Dataset records —
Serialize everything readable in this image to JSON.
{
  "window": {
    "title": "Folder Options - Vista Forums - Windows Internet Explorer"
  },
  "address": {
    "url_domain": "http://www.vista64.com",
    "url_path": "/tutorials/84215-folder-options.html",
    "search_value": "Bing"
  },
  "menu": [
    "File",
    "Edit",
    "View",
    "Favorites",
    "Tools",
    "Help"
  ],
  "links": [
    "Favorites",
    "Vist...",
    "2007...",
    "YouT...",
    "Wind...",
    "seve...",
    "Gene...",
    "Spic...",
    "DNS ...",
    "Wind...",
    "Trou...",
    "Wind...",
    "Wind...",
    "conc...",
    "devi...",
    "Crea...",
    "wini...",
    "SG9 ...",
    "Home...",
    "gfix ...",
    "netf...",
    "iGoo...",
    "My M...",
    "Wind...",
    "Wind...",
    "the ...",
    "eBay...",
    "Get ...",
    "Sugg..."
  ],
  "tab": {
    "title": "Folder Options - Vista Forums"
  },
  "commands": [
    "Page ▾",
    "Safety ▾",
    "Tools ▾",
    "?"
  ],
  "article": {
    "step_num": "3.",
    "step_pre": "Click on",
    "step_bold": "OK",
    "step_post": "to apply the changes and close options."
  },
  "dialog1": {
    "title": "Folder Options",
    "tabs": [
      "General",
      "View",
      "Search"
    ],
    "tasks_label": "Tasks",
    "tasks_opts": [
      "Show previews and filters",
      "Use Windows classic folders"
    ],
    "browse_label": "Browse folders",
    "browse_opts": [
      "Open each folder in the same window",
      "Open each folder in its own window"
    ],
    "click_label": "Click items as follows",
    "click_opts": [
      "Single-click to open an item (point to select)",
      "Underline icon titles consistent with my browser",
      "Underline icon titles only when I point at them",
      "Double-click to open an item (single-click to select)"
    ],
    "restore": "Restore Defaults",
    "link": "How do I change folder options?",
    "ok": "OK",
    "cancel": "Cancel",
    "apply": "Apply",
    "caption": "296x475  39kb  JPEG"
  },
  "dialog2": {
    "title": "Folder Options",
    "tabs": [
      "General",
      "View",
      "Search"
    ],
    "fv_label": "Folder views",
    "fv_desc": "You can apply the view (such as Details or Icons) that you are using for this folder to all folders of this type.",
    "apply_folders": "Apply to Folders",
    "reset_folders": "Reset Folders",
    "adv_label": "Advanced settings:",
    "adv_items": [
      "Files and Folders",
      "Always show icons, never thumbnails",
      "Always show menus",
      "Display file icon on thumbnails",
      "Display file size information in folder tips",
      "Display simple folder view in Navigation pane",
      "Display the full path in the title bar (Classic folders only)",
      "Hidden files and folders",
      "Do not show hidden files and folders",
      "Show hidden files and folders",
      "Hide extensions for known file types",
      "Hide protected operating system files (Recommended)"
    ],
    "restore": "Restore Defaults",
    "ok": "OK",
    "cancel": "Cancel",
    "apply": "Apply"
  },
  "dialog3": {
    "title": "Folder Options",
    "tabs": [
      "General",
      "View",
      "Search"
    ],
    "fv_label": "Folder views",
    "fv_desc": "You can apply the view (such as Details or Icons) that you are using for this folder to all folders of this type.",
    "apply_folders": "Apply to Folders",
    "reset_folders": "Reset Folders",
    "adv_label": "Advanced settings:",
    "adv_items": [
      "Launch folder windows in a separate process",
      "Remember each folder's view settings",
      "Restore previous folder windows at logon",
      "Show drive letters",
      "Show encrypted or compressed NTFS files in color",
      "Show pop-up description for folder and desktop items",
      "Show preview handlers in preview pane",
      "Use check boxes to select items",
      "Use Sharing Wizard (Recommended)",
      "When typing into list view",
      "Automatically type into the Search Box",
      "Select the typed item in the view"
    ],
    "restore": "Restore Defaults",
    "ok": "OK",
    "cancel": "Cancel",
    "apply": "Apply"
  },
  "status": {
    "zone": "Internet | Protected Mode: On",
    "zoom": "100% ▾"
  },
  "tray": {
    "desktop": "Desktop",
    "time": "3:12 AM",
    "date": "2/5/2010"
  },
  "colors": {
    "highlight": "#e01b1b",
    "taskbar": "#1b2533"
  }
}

Task brief — Determine the number of lines where the string "each" occurs, and give that number only.

Exercise response — 3